Okunacak Bölüm:
——————————

Baudrillard 1970’in başında iletişim konusuna tüketici toplumunun inşası, nasıl yeni değerler, anlamlar ve faaliyetler sunduğuna, Marksizm ve siyasal ekonomi açısından yaklaşır. 1972’de Toward a Critique of Political Ekonomi of Sign ve 1973’te The Mirror of Production yapıtlarıyla, Marx’ın eleştirisine başlar. Ardından, Baudrillard Marx’ı ekonomik indirgemecilikle niteler ve Marksist yaklaşımın dil, işaret ve iletişimi kavramlaştırmadaki beceriksizliğini vurgular (Baudrillard, 1983). 1972’deki yapıtının Media için Requiem bölümünde, Enzenberger’in medya teorisini ve sosyalist medya stratejisi yaklaşımını örnek olarak ele alıp eleştirerek, Marksizmin ruhuna fatiha okur.

Baudrillard kendi medya teorisini, Marksizmin ve resmi solun pozisyonunu stratejik illüzyon olarak niteleyip tartışma dışı bırakarak, “aydınlanmış Marksist” olarak nitelediği Enzenberger’i ve “büyük gösterinin  solcuları” olarak nitelediği Radikal Amerikan Sol’u, Mayıs 1968 olaylarını ve Marksist anlayışın eleştirisini yaparak ve medyanın karakterini kendi anlayışı çerçevesinde sunarak biçimlendirmektedir.[1]

The Evil Demon of Images ve On Seduction yapıtlarında, medyanın radikal bir kuramını geliştirmenin olanaksız olduğunu, çünkü toplum ve siyasal ve ekonomik güçler arasında aracılık yapan örgütler anlamında gerçekte “medya” olmadığını belirtir. Medya “anlamı nötr yapar” ve izleyiciyi tek boyutlu bir tecrübeye sokar: Bu tecrübede, anlam aktif olarak anlam üretme veya süreçten geçirme yerine, imajlar pasif bir şekilde emilir veya anlama direnilir. Baudrillard’a göre, tv hiçbir şey önermez; sadece bir ekrandır; “senin kafanın içinde bulunan” minyatürleştirilmiş terminaldir”; “sen ekransın ve tv seni seyrediyor” (Kellner, 1988). Baudrillard’ın bu görüşüne göre, elektronik medyanın mitlerle, tarihle veya anlam inşasıyla (ideolojiyle) hiçbir alakası yoktur.

——————————

Veri Kümesinden Kesit:
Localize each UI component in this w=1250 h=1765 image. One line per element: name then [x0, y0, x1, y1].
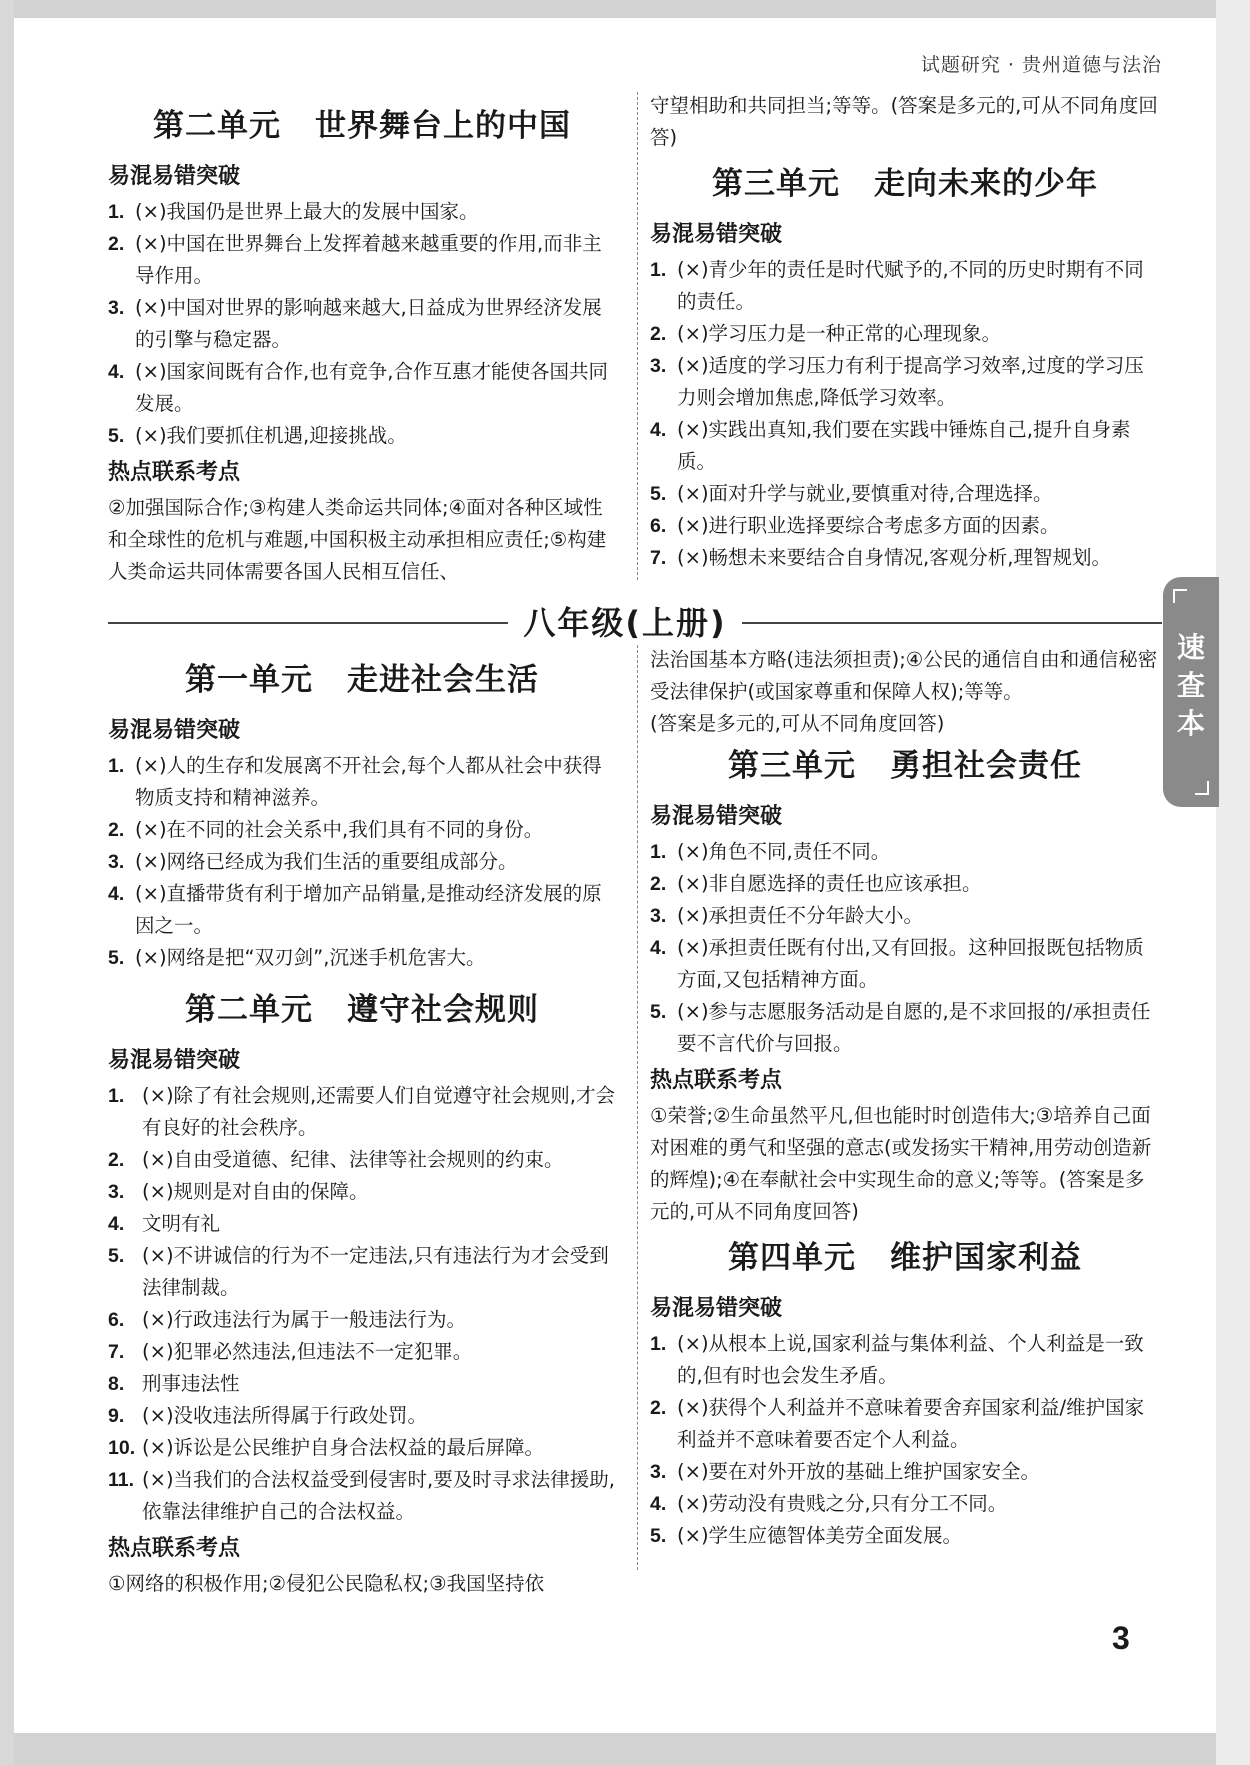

——————————

Çözülecek Problem: Okunacak bölümde “Baudrillard 1970’in başında” sözleriyle başlayan paragrafı, temel bilgilerini koruyarak daha kısa biçimde yeniden yazınız.

Yanıt: Baudrillard, 1970’in başında iletişimi tüketici toplumunun inşası ve bu toplumun sunduğu yeni değerler, anlamlar ve faaliyetler bağlamında, Marksizm ve siyasal ekonomi açısından ele alır. 1972’de Toward a Critique of Political Ekonomi of Sign, 1973’te ise The Mirror of Production yapıtlarıyla Marx’ı eleştirmeye başlar. Marx’ı ekonomik indirgemecilikle niteler ve Marksist yaklaşımın dili, işareti ve iletişimi kavramlaştırmada beceriksiz kaldığını vurgular. 1972 tarihli yapıtının Media için Requiem bölümünde Enzenberger’in medya teorisini ve sosyalist medya stratejisi yaklaşımını eleştirerek Marksizmin ruhuna fatiha okur.